Work out how many lines in the entries below include the word "схемы". Give nothing but the number.

☆ ☆ ☆ ☆ ☆

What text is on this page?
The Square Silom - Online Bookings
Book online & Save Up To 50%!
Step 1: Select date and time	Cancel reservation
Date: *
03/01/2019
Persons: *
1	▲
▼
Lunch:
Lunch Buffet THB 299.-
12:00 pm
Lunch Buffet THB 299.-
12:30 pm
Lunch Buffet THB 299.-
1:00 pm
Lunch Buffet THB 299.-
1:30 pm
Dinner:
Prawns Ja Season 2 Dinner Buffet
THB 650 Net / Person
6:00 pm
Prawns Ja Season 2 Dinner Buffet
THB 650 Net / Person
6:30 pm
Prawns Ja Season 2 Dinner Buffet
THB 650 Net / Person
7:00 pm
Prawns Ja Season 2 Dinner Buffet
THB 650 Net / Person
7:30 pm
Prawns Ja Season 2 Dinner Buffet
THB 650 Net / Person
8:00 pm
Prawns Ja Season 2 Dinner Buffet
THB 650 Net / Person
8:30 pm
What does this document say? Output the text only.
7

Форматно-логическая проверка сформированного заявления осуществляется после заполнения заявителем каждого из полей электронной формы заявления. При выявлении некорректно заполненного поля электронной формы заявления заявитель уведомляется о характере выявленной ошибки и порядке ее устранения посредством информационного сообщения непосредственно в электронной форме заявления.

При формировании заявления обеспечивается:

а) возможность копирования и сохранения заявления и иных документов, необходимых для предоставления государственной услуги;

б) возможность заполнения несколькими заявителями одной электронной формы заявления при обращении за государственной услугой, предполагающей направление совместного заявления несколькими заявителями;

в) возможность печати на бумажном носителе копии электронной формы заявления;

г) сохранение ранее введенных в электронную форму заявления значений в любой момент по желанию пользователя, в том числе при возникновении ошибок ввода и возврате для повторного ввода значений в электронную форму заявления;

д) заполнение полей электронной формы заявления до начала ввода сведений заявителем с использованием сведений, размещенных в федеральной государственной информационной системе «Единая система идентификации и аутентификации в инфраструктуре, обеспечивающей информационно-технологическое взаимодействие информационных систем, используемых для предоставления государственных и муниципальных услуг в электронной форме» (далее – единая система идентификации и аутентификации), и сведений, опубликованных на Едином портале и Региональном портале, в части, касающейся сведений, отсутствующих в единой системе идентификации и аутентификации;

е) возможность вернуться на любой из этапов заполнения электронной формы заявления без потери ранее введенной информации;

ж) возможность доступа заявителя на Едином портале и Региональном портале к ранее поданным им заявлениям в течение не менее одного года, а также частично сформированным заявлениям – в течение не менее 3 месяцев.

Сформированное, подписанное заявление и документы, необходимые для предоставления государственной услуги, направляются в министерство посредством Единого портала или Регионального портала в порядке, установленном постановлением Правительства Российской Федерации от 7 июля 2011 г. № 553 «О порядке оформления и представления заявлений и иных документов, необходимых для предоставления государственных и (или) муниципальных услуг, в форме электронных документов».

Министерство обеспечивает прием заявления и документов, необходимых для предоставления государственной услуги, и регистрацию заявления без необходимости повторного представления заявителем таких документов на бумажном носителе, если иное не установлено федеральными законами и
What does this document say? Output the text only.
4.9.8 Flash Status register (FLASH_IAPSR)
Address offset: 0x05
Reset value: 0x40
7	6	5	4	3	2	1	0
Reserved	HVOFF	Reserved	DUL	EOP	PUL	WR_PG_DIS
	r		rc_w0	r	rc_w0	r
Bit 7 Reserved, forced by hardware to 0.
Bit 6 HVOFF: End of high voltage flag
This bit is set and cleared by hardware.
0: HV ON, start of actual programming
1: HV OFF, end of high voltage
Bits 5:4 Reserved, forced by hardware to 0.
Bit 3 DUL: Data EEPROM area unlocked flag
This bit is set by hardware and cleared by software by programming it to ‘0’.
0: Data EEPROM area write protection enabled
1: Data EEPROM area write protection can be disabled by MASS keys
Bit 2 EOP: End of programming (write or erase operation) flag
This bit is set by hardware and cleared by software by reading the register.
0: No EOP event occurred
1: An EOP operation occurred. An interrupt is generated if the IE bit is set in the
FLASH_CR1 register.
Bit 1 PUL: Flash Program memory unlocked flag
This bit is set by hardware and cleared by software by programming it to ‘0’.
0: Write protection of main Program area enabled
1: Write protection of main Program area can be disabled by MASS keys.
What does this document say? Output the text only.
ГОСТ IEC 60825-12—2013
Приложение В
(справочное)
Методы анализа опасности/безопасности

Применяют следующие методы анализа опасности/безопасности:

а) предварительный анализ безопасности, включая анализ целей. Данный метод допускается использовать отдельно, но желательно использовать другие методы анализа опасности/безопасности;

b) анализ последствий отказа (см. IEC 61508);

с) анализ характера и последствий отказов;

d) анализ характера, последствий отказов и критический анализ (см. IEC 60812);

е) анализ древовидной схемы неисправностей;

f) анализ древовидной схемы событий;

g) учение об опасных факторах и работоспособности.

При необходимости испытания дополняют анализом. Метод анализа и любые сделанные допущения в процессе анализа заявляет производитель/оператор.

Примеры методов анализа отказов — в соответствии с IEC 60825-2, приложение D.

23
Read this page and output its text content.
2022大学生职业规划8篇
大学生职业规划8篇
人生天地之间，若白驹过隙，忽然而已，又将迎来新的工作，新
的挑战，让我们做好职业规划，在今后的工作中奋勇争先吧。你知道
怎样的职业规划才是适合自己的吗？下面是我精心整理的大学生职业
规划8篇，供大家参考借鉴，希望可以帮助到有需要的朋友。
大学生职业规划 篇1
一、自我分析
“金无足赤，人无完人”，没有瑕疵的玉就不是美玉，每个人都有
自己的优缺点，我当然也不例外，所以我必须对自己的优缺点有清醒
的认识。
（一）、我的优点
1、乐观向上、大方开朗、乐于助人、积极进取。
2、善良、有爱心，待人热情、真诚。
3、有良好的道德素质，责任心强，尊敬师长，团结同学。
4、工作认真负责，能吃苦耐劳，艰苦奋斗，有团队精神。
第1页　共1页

☆ ☆ ☆ ☆ ☆

* **RESPONSE**: 2